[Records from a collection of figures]
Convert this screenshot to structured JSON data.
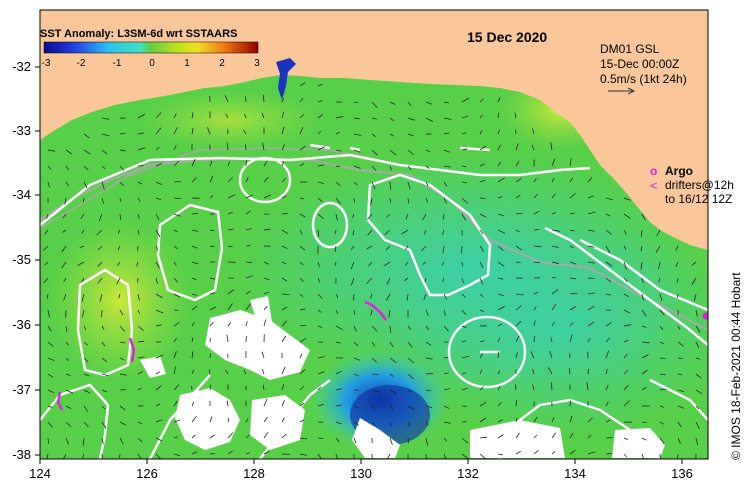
{
  "map": {
    "date": "15 Dec 2020",
    "colorbar": {
      "title": "SST Anomaly: L3SM-6d wrt SSTAARS",
      "ticks": [
        "-3",
        "-2",
        "-1",
        "0",
        "1",
        "2",
        "3"
      ]
    },
    "info": {
      "line1": "DM01 GSL",
      "line2": "15-Dec 00:00Z",
      "line3": "0.5m/s (1kt 24h)"
    },
    "legend": {
      "argo_symbol": "o",
      "argo_label": "Argo",
      "drifter_symbol": "<",
      "drifter_line1": "drifters@12h",
      "drifter_line2": "to 16/12 12Z"
    },
    "axes": {
      "x_ticks": [
        "124",
        "126",
        "128",
        "130",
        "132",
        "134",
        "136"
      ],
      "y_ticks": [
        "-32",
        "-33",
        "-34",
        "-35",
        "-36",
        "-37",
        "-38"
      ],
      "x_range": [
        124,
        136.5
      ],
      "y_range": [
        -31.3,
        -38.1
      ]
    },
    "credit": "© IMOS 18-Feb-2021 00:44 Hobart",
    "colors": {
      "land": "#f9c79a",
      "ocean_base": "#5ed14a",
      "contour": "#ffffff",
      "shelf": "#a8a8a8",
      "argo": "#e020e0",
      "drifter": "#e020e0"
    }
  }
}
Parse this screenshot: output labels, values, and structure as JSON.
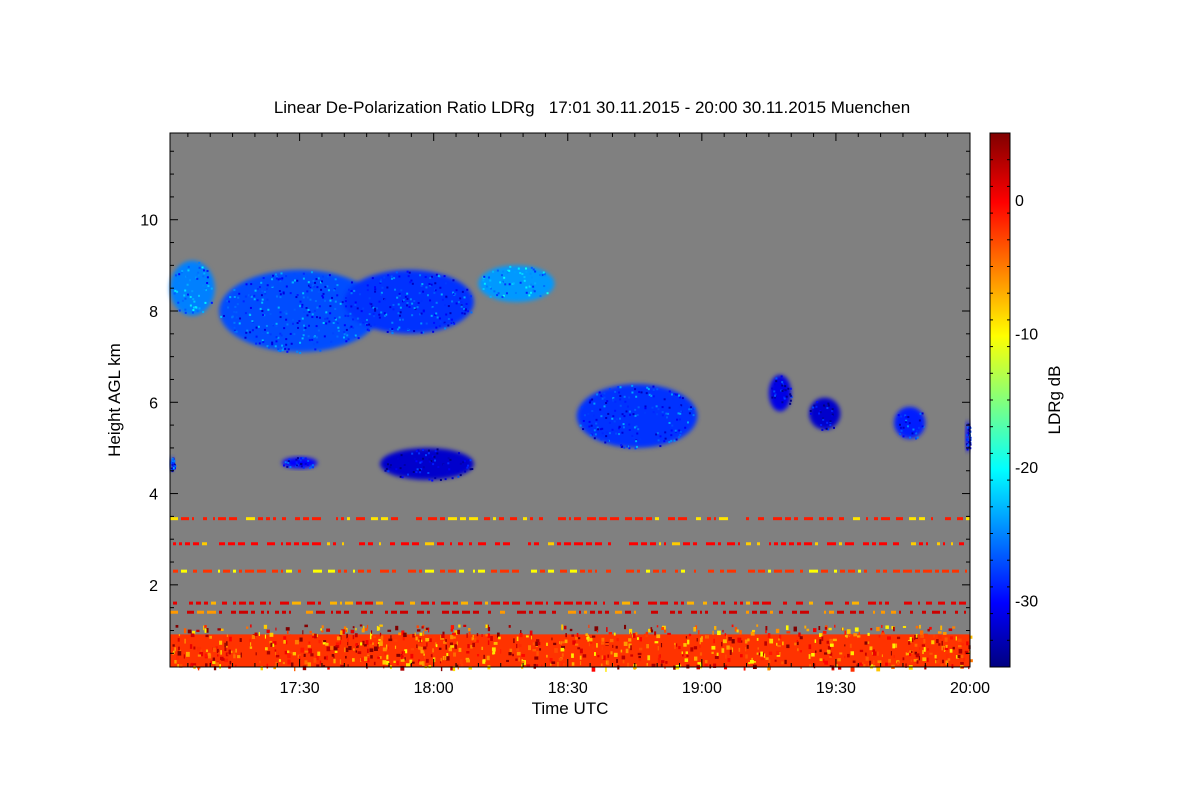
{
  "chart_data": {
    "type": "heatmap",
    "title": "Linear De-Polarization Ratio LDRg   17:01 30.11.2015 - 20:00 30.11.2015 Muenchen",
    "xlabel": "Time UTC",
    "ylabel": "Height AGL km",
    "colorbar_label": "LDRg dB",
    "x_range": [
      "17:01",
      "20:00"
    ],
    "y_range": [
      0.2,
      11.9
    ],
    "colorbar_range": [
      -35,
      5
    ],
    "x_ticks": [
      {
        "label": "17:30",
        "t": "17:30"
      },
      {
        "label": "18:00",
        "t": "18:00"
      },
      {
        "label": "18:30",
        "t": "18:30"
      },
      {
        "label": "19:00",
        "t": "19:00"
      },
      {
        "label": "19:30",
        "t": "19:30"
      },
      {
        "label": "20:00",
        "t": "20:00"
      }
    ],
    "y_ticks": [
      {
        "label": "2",
        "v": 2
      },
      {
        "label": "4",
        "v": 4
      },
      {
        "label": "6",
        "v": 6
      },
      {
        "label": "8",
        "v": 8
      },
      {
        "label": "10",
        "v": 10
      }
    ],
    "colorbar_ticks": [
      {
        "label": "0",
        "v": 0
      },
      {
        "label": "-10",
        "v": -10
      },
      {
        "label": "-20",
        "v": -20
      },
      {
        "label": "-30",
        "v": -30
      }
    ],
    "background_color": "#808080",
    "colormap": "jet",
    "features": [
      {
        "kind": "cirrus",
        "t_start": "17:01",
        "t_end": "17:11",
        "h_bottom": 7.9,
        "h_top": 9.1,
        "ldr": -25
      },
      {
        "kind": "cirrus",
        "t_start": "17:12",
        "t_end": "17:48",
        "h_bottom": 7.1,
        "h_top": 8.9,
        "ldr": -27
      },
      {
        "kind": "cirrus",
        "t_start": "17:40",
        "t_end": "18:09",
        "h_bottom": 7.5,
        "h_top": 8.9,
        "ldr": -28
      },
      {
        "kind": "cirrus",
        "t_start": "18:10",
        "t_end": "18:27",
        "h_bottom": 8.2,
        "h_top": 9.0,
        "ldr": -24
      },
      {
        "kind": "cloud",
        "t_start": "17:01",
        "t_end": "17:02",
        "h_bottom": 4.5,
        "h_top": 4.8,
        "ldr": -28
      },
      {
        "kind": "cloud",
        "t_start": "17:26",
        "t_end": "17:34",
        "h_bottom": 4.55,
        "h_top": 4.8,
        "ldr": -30
      },
      {
        "kind": "cloud",
        "t_start": "17:48",
        "t_end": "18:09",
        "h_bottom": 4.3,
        "h_top": 5.0,
        "ldr": -32
      },
      {
        "kind": "cloud",
        "t_start": "18:32",
        "t_end": "18:59",
        "h_bottom": 5.0,
        "h_top": 6.4,
        "ldr": -28
      },
      {
        "kind": "cloud",
        "t_start": "19:15",
        "t_end": "19:20",
        "h_bottom": 5.8,
        "h_top": 6.6,
        "ldr": -31
      },
      {
        "kind": "cloud",
        "t_start": "19:24",
        "t_end": "19:31",
        "h_bottom": 5.4,
        "h_top": 6.1,
        "ldr": -32
      },
      {
        "kind": "cloud",
        "t_start": "19:43",
        "t_end": "19:50",
        "h_bottom": 5.2,
        "h_top": 5.9,
        "ldr": -29
      },
      {
        "kind": "cloud",
        "t_start": "19:59",
        "t_end": "20:00",
        "h_bottom": 4.9,
        "h_top": 5.6,
        "ldr": -30
      },
      {
        "kind": "aerosol_layer",
        "t_start": "17:01",
        "t_end": "20:00",
        "h_bottom": 0.2,
        "h_top": 1.3,
        "ldr": -2
      },
      {
        "kind": "noise_line",
        "t_start": "17:01",
        "t_end": "20:00",
        "h": 3.45,
        "ldr": -1
      },
      {
        "kind": "noise_line",
        "t_start": "17:01",
        "t_end": "20:00",
        "h": 2.9,
        "ldr": 0
      },
      {
        "kind": "noise_line",
        "t_start": "17:01",
        "t_end": "20:00",
        "h": 2.3,
        "ldr": -2
      },
      {
        "kind": "noise_line",
        "t_start": "17:01",
        "t_end": "20:00",
        "h": 1.6,
        "ldr": 1
      },
      {
        "kind": "noise_line",
        "t_start": "17:01",
        "t_end": "20:00",
        "h": 1.4,
        "ldr": 2
      }
    ]
  }
}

### TASK DIRECTIONS
Copy out each line exactly, without the pictures.

### SOLUTION FOR THIS PROBLEM
Convert this screenshot to structured JSON data.
{
  "map": {
    "date": "15 Dec 2020",
    "colorbar": {
      "title": "SST Anomaly: L3SM-6d wrt SSTAARS",
      "ticks": [
        "-3",
        "-2",
        "-1",
        "0",
        "1",
        "2",
        "3"
      ]
    },
    "info": {
      "line1": "DM01 GSL",
      "line2": "15-Dec 00:00Z",
      "line3": "0.5m/s (1kt 24h)"
    },
    "legend": {
      "argo_symbol": "o",
      "argo_label": "Argo",
      "drifter_symbol": "<",
      "drifter_line1": "drifters@12h",
      "drifter_line2": "to 16/12 12Z"
    },
    "axes": {
      "x_ticks": [
        "124",
        "126",
        "128",
        "130",
        "132",
        "134",
        "136"
      ],
      "y_ticks": [
        "-32",
        "-33",
        "-34",
        "-35",
        "-36",
        "-37",
        "-38"
      ],
      "x_range": [
        124,
        136.5
      ],
      "y_range": [
        -31.3,
        -38.1
      ]
    },
    "credit": "© IMOS 18-Feb-2021 00:44 Hobart",
    "colors": {
      "land": "#f9c79a",
      "ocean_base": "#5ed14a",
      "contour": "#ffffff",
      "shelf": "#a8a8a8",
      "argo": "#e020e0",
      "drifter": "#e020e0"
    }
  }
}
Parse this screenshot: output labels, values, and structure as JSON.
{
  "chart_data": {
    "type": "heatmap",
    "title": "Linear De-Polarization Ratio LDRg   17:01 30.11.2015 - 20:00 30.11.2015 Muenchen",
    "xlabel": "Time UTC",
    "ylabel": "Height AGL km",
    "colorbar_label": "LDRg dB",
    "x_range": [
      "17:01",
      "20:00"
    ],
    "y_range": [
      0.2,
      11.9
    ],
    "colorbar_range": [
      -35,
      5
    ],
    "x_ticks": [
      {
        "label": "17:30",
        "t": "17:30"
      },
      {
        "label": "18:00",
        "t": "18:00"
      },
      {
        "label": "18:30",
        "t": "18:30"
      },
      {
        "label": "19:00",
        "t": "19:00"
      },
      {
        "label": "19:30",
        "t": "19:30"
      },
      {
        "label": "20:00",
        "t": "20:00"
      }
    ],
    "y_ticks": [
      {
        "label": "2",
        "v": 2
      },
      {
        "label": "4",
        "v": 4
      },
      {
        "label": "6",
        "v": 6
      },
      {
        "label": "8",
        "v": 8
      },
      {
        "label": "10",
        "v": 10
      }
    ],
    "colorbar_ticks": [
      {
        "label": "0",
        "v": 0
      },
      {
        "label": "-10",
        "v": -10
      },
      {
        "label": "-20",
        "v": -20
      },
      {
        "label": "-30",
        "v": -30
      }
    ],
    "background_color": "#808080",
    "colormap": "jet",
    "features": [
      {
        "kind": "cirrus",
        "t_start": "17:01",
        "t_end": "17:11",
        "h_bottom": 7.9,
        "h_top": 9.1,
        "ldr": -25
      },
      {
        "kind": "cirrus",
        "t_start": "17:12",
        "t_end": "17:48",
        "h_bottom": 7.1,
        "h_top": 8.9,
        "ldr": -27
      },
      {
        "kind": "cirrus",
        "t_start": "17:40",
        "t_end": "18:09",
        "h_bottom": 7.5,
        "h_top": 8.9,
        "ldr": -28
      },
      {
        "kind": "cirrus",
        "t_start": "18:10",
        "t_end": "18:27",
        "h_bottom": 8.2,
        "h_top": 9.0,
        "ldr": -24
      },
      {
        "kind": "cloud",
        "t_start": "17:01",
        "t_end": "17:02",
        "h_bottom": 4.5,
        "h_top": 4.8,
        "ldr": -28
      },
      {
        "kind": "cloud",
        "t_start": "17:26",
        "t_end": "17:34",
        "h_bottom": 4.55,
        "h_top": 4.8,
        "ldr": -30
      },
      {
        "kind": "cloud",
        "t_start": "17:48",
        "t_end": "18:09",
        "h_bottom": 4.3,
        "h_top": 5.0,
        "ldr": -32
      },
      {
        "kind": "cloud",
        "t_start": "18:32",
        "t_end": "18:59",
        "h_bottom": 5.0,
        "h_top": 6.4,
        "ldr": -28
      },
      {
        "kind": "cloud",
        "t_start": "19:15",
        "t_end": "19:20",
        "h_bottom": 5.8,
        "h_top": 6.6,
        "ldr": -31
      },
      {
        "kind": "cloud",
        "t_start": "19:24",
        "t_end": "19:31",
        "h_bottom": 5.4,
        "h_top": 6.1,
        "ldr": -32
      },
      {
        "kind": "cloud",
        "t_start": "19:43",
        "t_end": "19:50",
        "h_bottom": 5.2,
        "h_top": 5.9,
        "ldr": -29
      },
      {
        "kind": "cloud",
        "t_start": "19:59",
        "t_end": "20:00",
        "h_bottom": 4.9,
        "h_top": 5.6,
        "ldr": -30
      },
      {
        "kind": "aerosol_layer",
        "t_start": "17:01",
        "t_end": "20:00",
        "h_bottom": 0.2,
        "h_top": 1.3,
        "ldr": -2
      },
      {
        "kind": "noise_line",
        "t_start": "17:01",
        "t_end": "20:00",
        "h": 3.45,
        "ldr": -1
      },
      {
        "kind": "noise_line",
        "t_start": "17:01",
        "t_end": "20:00",
        "h": 2.9,
        "ldr": 0
      },
      {
        "kind": "noise_line",
        "t_start": "17:01",
        "t_end": "20:00",
        "h": 2.3,
        "ldr": -2
      },
      {
        "kind": "noise_line",
        "t_start": "17:01",
        "t_end": "20:00",
        "h": 1.6,
        "ldr": 1
      },
      {
        "kind": "noise_line",
        "t_start": "17:01",
        "t_end": "20:00",
        "h": 1.4,
        "ldr": 2
      }
    ]
  }
}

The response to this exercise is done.